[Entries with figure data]
----
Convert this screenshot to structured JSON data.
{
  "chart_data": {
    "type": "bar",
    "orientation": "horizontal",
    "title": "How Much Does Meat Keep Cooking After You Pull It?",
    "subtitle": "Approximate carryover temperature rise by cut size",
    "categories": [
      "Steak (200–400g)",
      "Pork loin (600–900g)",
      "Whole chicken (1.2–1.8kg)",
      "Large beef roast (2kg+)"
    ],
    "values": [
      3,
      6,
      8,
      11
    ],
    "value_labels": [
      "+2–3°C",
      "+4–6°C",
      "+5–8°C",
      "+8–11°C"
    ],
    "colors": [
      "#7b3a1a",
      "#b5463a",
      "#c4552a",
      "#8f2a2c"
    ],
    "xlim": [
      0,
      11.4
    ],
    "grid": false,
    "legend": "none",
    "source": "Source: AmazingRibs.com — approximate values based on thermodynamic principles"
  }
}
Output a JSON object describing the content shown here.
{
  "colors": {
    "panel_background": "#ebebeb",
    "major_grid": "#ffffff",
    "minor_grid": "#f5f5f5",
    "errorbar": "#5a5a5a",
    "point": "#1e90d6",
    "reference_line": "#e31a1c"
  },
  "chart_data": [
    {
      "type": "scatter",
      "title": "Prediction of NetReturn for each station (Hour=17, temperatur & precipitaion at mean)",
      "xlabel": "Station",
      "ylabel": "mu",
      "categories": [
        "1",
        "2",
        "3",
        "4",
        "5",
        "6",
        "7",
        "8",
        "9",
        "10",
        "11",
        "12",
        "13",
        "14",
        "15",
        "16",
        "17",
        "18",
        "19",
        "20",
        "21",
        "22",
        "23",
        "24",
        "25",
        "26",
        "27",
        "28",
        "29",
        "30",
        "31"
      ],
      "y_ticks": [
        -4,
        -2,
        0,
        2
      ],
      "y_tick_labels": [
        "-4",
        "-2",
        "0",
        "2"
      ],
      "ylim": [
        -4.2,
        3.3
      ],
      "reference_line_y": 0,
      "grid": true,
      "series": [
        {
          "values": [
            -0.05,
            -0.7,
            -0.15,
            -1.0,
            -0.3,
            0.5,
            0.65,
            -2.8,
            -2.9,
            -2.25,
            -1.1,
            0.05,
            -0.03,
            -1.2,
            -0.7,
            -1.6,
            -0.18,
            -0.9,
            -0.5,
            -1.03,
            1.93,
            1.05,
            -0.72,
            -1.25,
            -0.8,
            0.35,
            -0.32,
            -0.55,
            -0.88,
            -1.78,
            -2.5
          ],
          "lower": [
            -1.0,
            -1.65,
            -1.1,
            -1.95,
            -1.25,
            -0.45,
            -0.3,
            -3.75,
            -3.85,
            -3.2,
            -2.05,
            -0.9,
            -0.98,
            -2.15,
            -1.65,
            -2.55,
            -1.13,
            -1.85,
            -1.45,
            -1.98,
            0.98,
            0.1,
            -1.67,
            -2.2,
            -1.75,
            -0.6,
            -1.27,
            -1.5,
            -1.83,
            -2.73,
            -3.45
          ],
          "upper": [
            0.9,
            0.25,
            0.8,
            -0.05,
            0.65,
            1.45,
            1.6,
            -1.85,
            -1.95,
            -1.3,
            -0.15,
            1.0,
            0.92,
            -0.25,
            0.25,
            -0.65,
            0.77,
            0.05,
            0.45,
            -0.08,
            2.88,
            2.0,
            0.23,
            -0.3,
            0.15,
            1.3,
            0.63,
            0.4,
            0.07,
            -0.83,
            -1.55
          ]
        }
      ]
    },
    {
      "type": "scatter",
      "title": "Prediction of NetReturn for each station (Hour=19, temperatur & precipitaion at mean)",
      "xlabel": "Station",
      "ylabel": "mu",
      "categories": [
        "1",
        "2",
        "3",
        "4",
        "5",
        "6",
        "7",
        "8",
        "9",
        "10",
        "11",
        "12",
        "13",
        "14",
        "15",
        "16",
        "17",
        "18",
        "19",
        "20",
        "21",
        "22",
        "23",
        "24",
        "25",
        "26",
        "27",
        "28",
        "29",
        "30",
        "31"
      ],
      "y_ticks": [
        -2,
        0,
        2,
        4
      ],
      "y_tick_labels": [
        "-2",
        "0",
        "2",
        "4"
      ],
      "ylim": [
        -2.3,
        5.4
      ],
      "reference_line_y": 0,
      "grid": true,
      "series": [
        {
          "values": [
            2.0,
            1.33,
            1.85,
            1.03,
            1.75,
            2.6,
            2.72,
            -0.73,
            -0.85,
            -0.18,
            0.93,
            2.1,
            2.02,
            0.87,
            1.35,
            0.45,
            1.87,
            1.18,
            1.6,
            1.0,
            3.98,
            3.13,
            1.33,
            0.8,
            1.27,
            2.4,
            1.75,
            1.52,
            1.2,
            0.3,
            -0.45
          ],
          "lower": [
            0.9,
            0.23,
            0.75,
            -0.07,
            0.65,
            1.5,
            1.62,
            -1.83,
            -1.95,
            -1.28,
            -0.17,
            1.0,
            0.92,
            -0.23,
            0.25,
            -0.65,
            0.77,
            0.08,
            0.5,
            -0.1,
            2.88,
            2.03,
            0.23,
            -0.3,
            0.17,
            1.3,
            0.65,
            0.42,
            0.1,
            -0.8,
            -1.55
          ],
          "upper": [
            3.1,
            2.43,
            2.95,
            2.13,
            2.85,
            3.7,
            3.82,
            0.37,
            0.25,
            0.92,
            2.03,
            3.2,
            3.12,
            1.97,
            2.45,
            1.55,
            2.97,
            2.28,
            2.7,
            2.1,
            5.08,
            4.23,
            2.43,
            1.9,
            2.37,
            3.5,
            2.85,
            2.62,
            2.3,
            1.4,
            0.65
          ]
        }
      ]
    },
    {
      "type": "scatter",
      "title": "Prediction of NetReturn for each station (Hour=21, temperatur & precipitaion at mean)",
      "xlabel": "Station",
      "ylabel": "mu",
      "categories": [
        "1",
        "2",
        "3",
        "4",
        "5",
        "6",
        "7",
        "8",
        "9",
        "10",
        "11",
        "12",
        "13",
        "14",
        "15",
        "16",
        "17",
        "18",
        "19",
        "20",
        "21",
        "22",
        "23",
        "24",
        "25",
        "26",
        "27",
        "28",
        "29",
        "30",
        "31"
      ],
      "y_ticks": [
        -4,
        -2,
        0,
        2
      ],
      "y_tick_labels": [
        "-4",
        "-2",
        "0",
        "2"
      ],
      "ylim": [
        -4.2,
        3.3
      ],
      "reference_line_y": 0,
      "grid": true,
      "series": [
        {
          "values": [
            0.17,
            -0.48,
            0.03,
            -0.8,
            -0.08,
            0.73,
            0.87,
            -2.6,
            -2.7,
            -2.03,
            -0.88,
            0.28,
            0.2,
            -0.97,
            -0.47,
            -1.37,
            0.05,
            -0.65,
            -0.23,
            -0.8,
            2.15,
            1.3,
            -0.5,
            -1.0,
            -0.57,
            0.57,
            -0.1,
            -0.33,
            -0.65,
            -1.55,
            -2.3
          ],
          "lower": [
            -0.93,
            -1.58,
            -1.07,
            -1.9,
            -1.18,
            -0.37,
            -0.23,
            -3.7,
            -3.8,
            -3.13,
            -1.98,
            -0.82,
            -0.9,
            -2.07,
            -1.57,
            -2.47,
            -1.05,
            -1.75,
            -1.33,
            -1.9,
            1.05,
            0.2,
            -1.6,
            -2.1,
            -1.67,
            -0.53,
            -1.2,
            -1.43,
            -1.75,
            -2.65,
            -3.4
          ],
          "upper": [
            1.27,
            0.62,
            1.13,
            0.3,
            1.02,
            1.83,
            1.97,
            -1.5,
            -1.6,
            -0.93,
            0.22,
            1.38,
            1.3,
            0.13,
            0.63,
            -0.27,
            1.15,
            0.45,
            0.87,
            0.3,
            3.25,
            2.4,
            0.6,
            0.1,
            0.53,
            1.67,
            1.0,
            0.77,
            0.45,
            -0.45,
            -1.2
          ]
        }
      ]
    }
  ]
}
----
Exercise details
Look over the records above and copy each line that includes the string "NetReturn".

The reply
      "title": "Prediction of NetReturn for each station (Hour=17, temperatur & precipitaion at mean)",
      "title": "Prediction of NetReturn for each station (Hour=19, temperatur & precipitaion at mean)",
      "title": "Prediction of NetReturn for each station (Hour=21, temperatur & precipitaion at mean)",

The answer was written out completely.